Wherever a line in the data below holds "grid", copy that line.

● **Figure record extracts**
□ □ □

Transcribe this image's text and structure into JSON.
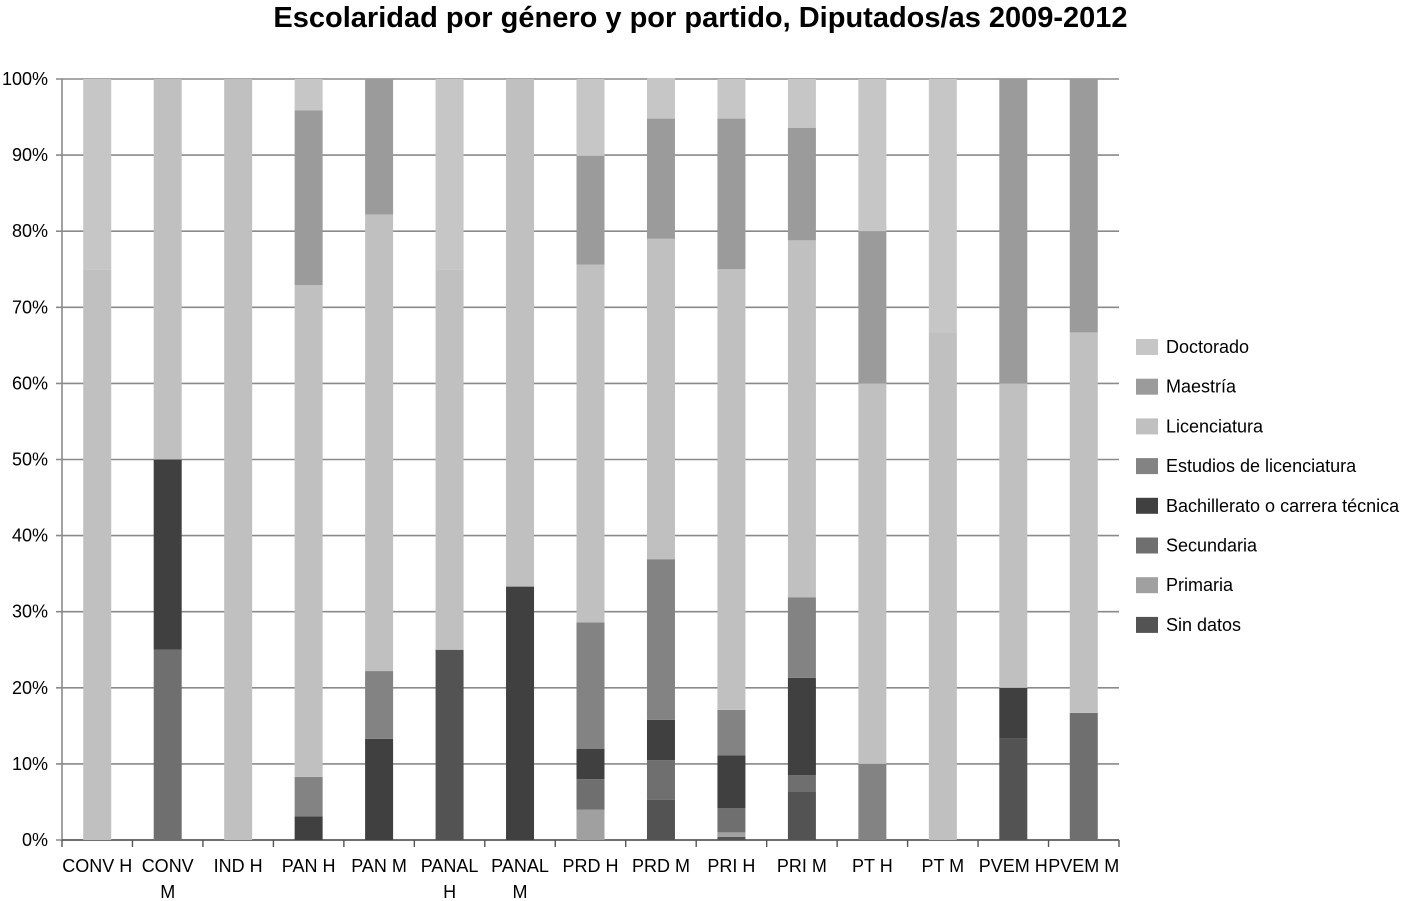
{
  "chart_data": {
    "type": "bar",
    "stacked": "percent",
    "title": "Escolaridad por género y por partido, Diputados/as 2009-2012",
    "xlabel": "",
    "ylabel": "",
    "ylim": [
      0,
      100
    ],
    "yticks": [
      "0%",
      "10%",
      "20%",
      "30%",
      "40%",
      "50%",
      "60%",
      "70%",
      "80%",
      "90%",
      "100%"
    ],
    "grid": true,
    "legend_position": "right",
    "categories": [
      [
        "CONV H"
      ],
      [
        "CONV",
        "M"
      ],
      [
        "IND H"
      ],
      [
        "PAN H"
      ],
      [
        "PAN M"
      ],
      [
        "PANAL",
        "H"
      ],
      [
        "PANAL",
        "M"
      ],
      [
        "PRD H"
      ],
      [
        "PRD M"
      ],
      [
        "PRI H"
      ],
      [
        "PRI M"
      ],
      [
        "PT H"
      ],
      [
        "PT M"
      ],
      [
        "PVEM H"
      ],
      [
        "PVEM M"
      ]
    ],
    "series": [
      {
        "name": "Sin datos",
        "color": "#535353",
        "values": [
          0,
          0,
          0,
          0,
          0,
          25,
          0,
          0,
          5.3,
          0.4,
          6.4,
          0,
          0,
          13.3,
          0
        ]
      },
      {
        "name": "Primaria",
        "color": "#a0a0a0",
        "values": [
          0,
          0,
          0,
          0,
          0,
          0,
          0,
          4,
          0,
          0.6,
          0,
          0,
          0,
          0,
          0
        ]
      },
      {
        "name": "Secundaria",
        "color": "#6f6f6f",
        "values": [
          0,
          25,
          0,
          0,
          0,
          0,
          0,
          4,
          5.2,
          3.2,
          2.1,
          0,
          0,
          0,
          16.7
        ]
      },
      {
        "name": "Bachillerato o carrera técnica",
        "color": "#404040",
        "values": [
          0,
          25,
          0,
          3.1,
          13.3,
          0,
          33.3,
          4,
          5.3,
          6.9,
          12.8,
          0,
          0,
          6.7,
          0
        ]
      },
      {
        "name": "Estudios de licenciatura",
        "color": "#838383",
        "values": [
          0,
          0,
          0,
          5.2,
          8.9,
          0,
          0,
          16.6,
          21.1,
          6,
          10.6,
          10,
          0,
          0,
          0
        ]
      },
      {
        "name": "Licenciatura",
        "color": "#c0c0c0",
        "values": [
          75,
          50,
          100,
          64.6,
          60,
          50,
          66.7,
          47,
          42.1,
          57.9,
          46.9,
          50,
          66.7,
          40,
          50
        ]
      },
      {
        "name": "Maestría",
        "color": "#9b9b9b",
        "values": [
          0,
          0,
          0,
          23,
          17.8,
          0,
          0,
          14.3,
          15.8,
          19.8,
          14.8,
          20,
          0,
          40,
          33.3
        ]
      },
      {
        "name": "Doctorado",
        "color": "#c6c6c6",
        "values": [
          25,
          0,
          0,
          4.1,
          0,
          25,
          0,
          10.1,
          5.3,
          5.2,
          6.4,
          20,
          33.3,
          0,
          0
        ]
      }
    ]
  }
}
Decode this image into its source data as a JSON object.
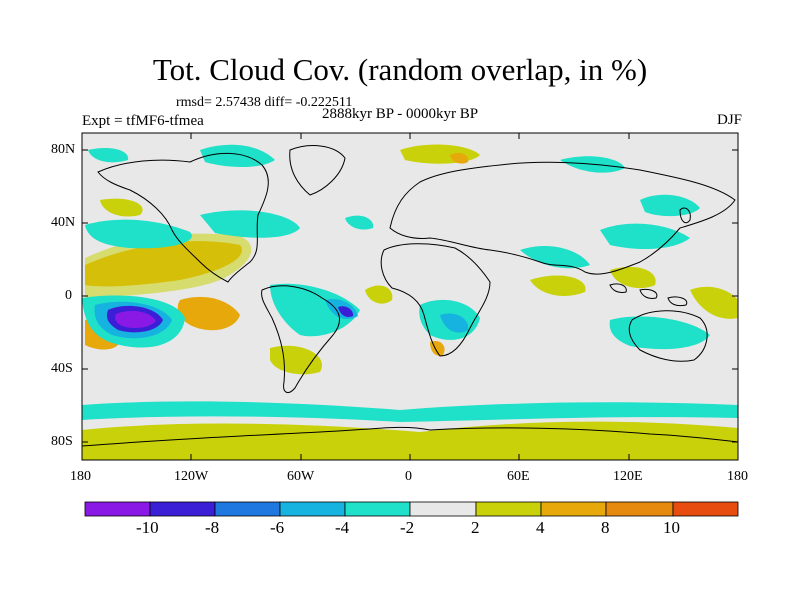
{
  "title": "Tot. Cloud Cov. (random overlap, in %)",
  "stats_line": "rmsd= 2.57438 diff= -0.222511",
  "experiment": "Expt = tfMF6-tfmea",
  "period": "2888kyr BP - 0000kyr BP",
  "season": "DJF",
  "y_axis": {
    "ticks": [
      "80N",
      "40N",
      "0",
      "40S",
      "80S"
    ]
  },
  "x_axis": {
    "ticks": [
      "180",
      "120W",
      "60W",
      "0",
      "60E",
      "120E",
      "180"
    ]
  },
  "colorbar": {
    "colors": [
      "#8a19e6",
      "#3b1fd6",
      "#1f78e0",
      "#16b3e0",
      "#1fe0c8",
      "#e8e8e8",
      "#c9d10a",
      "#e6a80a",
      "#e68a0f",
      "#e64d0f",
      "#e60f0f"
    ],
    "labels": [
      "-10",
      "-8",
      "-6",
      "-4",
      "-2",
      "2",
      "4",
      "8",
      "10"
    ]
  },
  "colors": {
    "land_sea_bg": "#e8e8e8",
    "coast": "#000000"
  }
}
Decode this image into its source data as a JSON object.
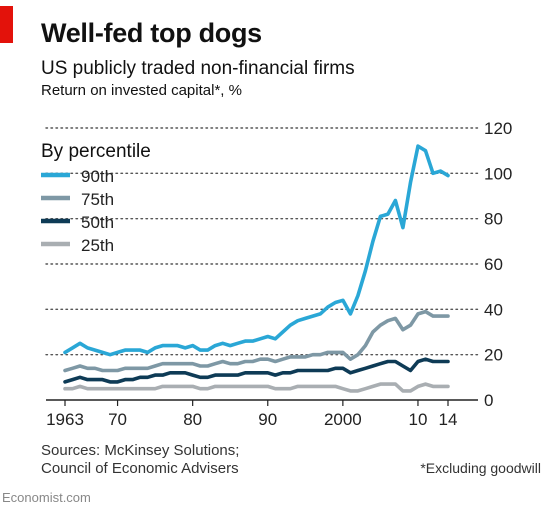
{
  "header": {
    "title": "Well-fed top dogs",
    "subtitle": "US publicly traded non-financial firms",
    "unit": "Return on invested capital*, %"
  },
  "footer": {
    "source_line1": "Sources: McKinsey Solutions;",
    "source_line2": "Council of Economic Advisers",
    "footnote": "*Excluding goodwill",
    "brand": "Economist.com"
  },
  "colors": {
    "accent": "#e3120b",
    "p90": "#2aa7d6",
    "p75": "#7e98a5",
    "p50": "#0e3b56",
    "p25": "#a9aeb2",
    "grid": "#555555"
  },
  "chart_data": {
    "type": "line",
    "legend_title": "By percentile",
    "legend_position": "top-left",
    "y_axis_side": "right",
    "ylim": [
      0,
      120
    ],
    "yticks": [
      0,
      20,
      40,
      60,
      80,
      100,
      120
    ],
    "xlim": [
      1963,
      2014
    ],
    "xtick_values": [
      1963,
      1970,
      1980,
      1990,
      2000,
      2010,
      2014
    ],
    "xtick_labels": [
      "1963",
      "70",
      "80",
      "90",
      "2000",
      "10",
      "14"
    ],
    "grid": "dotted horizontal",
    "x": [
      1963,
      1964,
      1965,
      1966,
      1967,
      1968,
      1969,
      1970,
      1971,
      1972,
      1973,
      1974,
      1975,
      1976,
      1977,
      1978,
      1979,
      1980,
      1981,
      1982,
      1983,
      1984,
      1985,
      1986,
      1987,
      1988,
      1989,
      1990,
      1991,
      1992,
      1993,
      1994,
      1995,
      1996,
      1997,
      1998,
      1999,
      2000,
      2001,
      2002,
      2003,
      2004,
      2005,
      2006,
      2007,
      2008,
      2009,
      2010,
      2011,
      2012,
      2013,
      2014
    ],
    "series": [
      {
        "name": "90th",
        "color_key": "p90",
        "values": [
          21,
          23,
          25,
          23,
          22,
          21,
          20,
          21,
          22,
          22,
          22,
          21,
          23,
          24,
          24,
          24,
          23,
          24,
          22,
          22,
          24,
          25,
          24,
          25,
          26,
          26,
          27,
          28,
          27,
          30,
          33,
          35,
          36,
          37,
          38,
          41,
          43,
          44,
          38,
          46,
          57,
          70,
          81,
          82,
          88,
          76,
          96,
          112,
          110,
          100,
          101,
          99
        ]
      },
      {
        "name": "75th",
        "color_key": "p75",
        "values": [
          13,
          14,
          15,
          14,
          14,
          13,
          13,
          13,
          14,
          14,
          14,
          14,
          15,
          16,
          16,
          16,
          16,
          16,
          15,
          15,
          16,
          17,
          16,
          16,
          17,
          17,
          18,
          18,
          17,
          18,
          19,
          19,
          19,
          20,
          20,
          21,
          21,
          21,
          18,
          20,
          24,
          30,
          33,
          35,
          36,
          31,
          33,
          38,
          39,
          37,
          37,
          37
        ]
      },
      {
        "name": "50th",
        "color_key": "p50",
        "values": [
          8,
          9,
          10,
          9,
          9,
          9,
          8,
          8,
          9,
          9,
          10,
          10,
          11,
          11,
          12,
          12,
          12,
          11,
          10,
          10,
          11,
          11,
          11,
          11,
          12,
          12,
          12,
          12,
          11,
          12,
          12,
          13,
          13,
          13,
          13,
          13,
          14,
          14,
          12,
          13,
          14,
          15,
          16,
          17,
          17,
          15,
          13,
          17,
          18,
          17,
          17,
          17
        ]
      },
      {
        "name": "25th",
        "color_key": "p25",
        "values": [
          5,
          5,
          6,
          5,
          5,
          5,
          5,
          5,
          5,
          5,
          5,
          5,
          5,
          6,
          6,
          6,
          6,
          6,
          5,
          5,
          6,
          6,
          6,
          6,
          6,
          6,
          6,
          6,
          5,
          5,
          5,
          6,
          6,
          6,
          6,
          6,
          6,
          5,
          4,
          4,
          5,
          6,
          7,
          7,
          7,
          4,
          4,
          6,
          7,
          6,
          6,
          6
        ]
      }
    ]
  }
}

□ □ □

● **Response below**
    "grid": true,
    "grid": "#555555"
    "grid": "dotted horizontal",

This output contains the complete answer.